AUSGELESENER TEXT:

____________________

Björn Blach: Wir haben mehrere grüne Oberbürgermeister in Baden-Württemberg und auch die Landesregierung hat sich durch Verkauf von öffentlichem Wohneigentum hervorgetan. Dem Aufstieg der AfD wurde nichts entgegen gesetzt. Im Gegenteil, ein Boris Palmer, Tübinger Oberbürgermeister, hat die Angstschürerei aufgegriffen und die Baden-Württemberger Landesregierung ist maßgeblich beteiligt daran, dass die Staaten des ehemaligen Jugoslawien als sichere Herkunftsländer gezählt werden und ist damit mit verantwortlich für die Rechtsentwicklung. Die Diskussion, die die bürgerlichen Parteien verschärft haben, hat jetzt der AfD genutzt.
UZ: Was sagst du zum Abschneiden der linken Kräfte? Zum Wahlkampf von „Die Linke“ und der DKP mit ihrer Kandidatur in Heidenheim?
Björn Blach: Das Baden-Württemberger Wahlsystem bevorzugt die großen Parteien dadurch, dass es nur Direktkandidaten gibt.

____________________

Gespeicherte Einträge

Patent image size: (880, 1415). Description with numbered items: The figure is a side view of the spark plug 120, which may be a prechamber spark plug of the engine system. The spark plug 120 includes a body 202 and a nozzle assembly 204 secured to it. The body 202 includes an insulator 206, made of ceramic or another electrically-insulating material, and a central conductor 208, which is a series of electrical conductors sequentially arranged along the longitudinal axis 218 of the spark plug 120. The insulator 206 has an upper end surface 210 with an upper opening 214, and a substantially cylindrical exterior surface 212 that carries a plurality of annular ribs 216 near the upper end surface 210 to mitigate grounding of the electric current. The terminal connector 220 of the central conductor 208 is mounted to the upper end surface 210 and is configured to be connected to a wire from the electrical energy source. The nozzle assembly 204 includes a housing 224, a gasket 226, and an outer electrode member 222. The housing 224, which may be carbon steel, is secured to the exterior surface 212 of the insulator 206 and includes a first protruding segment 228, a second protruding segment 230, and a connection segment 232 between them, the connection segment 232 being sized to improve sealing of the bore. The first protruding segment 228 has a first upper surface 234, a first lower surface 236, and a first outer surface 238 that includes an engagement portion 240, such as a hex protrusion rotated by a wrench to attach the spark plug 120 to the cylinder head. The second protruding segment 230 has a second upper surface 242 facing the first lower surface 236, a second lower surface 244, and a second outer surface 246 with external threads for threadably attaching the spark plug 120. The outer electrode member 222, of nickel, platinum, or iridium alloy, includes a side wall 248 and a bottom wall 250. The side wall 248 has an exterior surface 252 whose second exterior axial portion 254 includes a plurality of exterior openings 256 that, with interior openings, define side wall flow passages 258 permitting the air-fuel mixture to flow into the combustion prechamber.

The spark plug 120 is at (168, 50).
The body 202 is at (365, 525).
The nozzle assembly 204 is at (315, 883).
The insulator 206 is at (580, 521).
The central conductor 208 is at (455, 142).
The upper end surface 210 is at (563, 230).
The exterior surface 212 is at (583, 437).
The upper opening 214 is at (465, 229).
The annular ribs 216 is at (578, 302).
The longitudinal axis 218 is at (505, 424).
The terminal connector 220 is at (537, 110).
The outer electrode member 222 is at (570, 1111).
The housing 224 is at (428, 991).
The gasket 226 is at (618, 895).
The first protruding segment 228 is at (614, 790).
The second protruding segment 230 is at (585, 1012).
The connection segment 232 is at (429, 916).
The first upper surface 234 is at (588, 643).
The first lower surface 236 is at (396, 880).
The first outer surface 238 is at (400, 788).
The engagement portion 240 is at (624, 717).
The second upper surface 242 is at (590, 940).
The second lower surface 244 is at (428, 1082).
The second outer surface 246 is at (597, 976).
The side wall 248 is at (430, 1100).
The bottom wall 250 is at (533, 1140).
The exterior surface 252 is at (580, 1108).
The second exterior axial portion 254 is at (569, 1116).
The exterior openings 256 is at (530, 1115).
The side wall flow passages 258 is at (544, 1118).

____________________

WAS ZU TUN IST:
1. Überarbeite im Interview zur Wahl in Baden-Württemberg den Abschnitt zwischen „Björn Blach: Wir“ und „der AfD genutzt.“, beide eingeschlossen, und ersetze dabei „Landesregierung“ durch „Staatsregierung“.
2. Führe bitte das Interview zur Wahl in Baden-Württemberg ab dem letzten gezeigten Satz weiter.
Die Auflistung spielt hierfür keine Rolle.

LÖSUNGEN:
1.
Björn Blach: Wir haben mehrere grüne Oberbürgermeister in Baden-Württemberg und auch die Staatsregierung hat sich durch Verkauf von öffentlichem Wohneigentum hervorgetan. Dem Aufstieg der AfD wurde nichts entgegen gesetzt. Im Gegenteil, ein Boris Palmer, Tübinger Oberbürgermeister, hat die Angstschürerei aufgegriffen und die Baden-Württemberger Staatsregierung ist maßgeblich beteiligt daran, dass die Staaten des ehemaligen Jugoslawien als sichere Herkunftsländer gezählt werden und ist damit mit verantwortlich für die Rechtsentwicklung. Die Diskussion, die die bürgerlichen Parteien verschärft haben, hat jetzt der AfD genutzt.

2.
Ich denke, die Linkspartei hat sich mit einem unklaren Kurs selbst um einen möglichen Einzug in den Landtag gebracht. Ihr zentraler Slogan war „Baden-Württemberg plus sozial“. Damit kann es nicht gelingen, der rechten Stimmungsmache etwas entgegen zu halten.
UZ: Wie hat die DKP in den Wahlkampf eingegriffen?
Björn Blach: Die DKP hat im Vorfeld der Landtagswahl in einigen Orten der PDL Gespräche angeboten, um gemeinsam in diesen Landtagswahlkampf zu gehen. Das ist in den meisten Fällen abgelehnt worden.
Im Kreis Sinsheim, wo ein Genosse der DKP für die Linkspartei kandidiert hat, ist diese Kandidatur massiv vom Landesvorstand unter Druck gesetzt worden. Eigenständig haben wir in Heidenheim kandidiert.
Dort ist es uns gelungen, Stimmen zu gewinnen, allerdings ist das Ergebnis im Vergleich zu den Kommunalwahlen sehr gering. Die GenossInnen vor Ort haben aber einen engagierten Wahlkampf gemacht, der sich sicherlich in der Zukunft auszahlen wird.
Auch in Heidenheim gab es im Vorfeld den Versuch, gemeinsam zu agieren. Wir haben im Landtagswahlkampf mit unserer Kampagne „Fluchtursachen bekämpfen“ versucht, die gesellschaftliche Stimmung gegen die Flüchtlinge zu kontern und über die Fluchtursachen aufzuklären. Wir haben den Widerstand auf der Straße gestärkt, gegen die AfD und Pegida-Ableger.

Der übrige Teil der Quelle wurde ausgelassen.